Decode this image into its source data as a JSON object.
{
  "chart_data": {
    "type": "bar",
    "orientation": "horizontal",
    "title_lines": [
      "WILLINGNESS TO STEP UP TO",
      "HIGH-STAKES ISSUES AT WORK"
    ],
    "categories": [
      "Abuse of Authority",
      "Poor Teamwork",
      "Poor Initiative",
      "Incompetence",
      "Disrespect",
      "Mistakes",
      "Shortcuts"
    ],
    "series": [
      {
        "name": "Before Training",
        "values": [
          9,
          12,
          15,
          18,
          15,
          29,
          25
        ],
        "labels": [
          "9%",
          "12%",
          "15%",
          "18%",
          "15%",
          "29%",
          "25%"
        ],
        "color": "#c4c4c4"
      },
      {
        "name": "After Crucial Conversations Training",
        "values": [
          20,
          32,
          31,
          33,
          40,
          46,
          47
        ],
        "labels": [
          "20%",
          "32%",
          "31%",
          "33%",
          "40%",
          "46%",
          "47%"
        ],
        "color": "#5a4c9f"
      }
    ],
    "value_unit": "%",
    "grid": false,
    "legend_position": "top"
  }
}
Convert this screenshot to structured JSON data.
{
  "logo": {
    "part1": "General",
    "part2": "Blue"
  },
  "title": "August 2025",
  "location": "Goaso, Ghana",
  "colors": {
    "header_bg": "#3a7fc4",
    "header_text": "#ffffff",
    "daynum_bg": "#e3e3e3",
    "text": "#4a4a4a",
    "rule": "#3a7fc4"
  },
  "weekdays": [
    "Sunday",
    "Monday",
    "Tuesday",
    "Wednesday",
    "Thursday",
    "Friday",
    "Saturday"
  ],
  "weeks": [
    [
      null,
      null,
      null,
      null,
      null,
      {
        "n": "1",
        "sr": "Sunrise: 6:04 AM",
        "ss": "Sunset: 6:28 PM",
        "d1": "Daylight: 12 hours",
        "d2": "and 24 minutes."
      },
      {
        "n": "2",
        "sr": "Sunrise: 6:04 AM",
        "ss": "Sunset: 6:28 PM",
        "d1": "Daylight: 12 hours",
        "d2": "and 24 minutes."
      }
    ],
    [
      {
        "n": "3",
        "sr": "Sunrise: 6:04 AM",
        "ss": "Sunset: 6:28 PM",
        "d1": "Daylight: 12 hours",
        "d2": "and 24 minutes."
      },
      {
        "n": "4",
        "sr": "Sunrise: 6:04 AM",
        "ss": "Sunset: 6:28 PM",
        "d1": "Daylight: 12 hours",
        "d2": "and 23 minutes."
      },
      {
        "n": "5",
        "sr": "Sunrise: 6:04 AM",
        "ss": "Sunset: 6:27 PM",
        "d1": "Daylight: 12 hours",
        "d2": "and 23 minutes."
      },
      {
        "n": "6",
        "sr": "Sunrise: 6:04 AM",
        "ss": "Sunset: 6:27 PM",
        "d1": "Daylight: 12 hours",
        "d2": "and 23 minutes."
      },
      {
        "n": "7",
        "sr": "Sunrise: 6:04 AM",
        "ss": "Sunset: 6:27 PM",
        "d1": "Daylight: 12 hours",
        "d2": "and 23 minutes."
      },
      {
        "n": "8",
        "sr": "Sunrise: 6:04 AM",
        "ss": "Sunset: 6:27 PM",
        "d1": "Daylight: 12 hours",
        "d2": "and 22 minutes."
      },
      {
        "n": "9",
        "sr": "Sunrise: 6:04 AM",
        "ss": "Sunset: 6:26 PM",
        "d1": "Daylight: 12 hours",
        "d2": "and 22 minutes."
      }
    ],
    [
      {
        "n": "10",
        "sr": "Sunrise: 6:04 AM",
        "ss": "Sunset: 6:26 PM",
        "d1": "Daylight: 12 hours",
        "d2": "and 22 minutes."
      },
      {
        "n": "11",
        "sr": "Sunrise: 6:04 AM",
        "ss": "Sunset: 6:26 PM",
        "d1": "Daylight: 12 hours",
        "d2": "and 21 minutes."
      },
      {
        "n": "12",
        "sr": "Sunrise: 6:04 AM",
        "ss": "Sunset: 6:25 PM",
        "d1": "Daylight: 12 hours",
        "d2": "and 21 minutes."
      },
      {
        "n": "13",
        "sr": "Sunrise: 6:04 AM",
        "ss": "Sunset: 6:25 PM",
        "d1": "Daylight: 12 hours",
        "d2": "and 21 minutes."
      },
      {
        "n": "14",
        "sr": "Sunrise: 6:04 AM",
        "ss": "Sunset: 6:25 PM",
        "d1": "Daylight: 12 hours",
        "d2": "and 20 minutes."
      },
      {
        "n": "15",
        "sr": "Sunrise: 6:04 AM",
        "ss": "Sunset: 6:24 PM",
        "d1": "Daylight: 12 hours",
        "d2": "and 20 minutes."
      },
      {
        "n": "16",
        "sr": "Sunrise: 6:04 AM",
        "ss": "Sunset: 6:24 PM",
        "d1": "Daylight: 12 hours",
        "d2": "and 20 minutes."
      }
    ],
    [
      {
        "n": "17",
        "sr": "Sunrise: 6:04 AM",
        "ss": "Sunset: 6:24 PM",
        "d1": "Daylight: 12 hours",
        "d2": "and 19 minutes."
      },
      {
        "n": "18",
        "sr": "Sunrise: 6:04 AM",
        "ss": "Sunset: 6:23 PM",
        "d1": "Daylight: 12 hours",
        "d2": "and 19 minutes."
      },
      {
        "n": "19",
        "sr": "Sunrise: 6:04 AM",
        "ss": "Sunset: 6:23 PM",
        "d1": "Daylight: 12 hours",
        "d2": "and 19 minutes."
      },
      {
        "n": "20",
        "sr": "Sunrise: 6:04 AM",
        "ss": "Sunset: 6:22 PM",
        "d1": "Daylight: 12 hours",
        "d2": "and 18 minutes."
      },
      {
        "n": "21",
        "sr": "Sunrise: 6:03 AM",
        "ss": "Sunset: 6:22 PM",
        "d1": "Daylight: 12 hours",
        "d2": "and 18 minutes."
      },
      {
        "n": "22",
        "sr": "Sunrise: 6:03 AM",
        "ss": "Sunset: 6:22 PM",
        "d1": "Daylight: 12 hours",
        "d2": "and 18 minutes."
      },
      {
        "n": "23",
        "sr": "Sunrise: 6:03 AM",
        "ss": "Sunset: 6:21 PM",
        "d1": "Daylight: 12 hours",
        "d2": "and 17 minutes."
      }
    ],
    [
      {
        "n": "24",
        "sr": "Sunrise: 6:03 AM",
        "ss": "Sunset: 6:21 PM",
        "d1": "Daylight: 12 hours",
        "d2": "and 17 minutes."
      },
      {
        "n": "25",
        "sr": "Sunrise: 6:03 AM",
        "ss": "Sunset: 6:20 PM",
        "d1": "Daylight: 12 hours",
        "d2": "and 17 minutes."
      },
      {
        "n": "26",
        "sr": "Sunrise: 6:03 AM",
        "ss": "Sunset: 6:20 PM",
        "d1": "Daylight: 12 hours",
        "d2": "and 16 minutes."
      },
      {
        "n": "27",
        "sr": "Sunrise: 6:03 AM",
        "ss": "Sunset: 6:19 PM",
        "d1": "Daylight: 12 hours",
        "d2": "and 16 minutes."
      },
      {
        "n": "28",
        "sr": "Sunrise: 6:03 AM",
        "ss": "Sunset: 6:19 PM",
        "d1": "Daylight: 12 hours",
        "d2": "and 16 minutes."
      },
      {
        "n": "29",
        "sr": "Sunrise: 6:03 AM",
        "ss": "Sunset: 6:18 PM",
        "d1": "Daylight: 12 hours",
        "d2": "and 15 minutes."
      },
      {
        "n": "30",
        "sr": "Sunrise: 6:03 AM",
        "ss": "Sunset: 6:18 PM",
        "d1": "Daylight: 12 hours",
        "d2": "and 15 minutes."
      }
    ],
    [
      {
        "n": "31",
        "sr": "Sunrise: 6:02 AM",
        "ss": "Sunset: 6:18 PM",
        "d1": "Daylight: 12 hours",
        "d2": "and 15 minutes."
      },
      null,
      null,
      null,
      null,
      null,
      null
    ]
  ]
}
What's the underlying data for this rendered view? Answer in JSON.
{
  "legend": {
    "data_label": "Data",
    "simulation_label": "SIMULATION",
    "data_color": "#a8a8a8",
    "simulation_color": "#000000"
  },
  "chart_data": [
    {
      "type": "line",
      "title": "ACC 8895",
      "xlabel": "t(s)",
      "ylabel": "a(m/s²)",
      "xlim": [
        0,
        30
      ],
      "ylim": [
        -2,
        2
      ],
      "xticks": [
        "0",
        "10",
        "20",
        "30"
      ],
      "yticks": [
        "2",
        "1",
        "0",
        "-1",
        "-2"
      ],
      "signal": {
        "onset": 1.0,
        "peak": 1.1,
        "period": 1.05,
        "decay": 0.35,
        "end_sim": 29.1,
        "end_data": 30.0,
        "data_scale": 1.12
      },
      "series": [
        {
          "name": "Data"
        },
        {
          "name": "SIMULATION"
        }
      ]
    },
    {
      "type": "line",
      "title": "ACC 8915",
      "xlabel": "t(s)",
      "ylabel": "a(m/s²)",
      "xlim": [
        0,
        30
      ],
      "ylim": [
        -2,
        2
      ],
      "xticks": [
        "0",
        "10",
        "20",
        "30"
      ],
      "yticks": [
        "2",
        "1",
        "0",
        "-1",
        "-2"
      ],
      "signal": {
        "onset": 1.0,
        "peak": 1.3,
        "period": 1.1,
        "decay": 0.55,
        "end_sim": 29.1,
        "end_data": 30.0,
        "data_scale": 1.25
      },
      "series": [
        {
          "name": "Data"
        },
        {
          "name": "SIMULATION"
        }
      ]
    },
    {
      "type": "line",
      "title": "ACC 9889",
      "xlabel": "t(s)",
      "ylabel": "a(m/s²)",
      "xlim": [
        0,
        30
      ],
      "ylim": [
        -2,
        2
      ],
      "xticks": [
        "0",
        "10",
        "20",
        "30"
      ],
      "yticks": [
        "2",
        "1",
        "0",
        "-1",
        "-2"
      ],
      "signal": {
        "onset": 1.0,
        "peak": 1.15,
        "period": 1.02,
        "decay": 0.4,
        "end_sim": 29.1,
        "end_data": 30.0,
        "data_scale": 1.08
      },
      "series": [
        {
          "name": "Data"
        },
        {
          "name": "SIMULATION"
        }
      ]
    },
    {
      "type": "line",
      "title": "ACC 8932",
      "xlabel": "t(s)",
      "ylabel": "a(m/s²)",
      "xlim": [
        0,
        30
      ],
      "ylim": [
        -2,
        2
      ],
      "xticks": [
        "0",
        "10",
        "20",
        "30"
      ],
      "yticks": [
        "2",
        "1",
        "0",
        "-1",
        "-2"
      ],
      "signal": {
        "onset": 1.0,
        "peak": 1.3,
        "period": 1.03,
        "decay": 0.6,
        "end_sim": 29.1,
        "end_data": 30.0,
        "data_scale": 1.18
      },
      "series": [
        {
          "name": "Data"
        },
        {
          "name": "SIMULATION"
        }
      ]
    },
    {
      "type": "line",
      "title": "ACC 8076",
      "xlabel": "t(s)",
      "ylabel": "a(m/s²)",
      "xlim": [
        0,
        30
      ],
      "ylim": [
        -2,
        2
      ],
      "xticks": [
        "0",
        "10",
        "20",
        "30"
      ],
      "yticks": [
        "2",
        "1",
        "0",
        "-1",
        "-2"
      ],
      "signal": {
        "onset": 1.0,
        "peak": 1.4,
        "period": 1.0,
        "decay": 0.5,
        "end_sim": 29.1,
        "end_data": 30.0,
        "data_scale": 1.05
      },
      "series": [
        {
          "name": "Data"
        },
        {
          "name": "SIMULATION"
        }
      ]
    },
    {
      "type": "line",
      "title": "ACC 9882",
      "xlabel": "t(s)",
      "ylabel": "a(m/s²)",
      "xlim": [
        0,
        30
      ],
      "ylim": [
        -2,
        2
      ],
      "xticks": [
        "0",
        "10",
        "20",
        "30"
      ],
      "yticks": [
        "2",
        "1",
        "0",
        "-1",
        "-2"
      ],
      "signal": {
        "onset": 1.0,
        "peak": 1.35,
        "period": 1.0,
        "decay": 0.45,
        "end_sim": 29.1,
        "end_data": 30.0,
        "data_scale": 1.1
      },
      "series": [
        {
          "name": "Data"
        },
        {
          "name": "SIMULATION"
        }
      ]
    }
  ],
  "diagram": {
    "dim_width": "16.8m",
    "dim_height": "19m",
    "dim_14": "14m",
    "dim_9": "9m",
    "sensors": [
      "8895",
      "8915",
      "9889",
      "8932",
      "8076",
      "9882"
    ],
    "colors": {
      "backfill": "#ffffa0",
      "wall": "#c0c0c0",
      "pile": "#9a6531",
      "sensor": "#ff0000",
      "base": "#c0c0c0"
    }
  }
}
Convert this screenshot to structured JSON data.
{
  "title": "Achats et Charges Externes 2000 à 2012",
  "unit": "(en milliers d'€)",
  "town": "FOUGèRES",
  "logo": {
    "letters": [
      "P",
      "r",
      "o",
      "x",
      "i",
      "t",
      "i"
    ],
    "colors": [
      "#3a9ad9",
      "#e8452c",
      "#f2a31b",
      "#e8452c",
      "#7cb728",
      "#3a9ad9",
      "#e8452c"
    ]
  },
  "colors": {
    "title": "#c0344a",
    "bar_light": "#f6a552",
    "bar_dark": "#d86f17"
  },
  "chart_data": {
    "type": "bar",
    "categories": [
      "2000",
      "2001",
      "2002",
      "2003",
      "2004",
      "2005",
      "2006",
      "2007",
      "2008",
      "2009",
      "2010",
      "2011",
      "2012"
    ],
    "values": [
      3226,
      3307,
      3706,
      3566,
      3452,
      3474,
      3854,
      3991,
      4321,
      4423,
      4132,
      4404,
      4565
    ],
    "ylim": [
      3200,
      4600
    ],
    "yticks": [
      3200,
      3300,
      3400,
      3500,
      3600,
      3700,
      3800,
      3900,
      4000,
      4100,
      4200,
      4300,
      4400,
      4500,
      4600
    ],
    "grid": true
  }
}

Exercise task:
Return from the data every line that holds "JSON".

Written response:
Decode this image into its source data as a JSON object.
Convert this screenshot to structured JSON data.
What's the underlying data for this rendered view? Answer in JSON.
Convert this screenshot to structured JSON data.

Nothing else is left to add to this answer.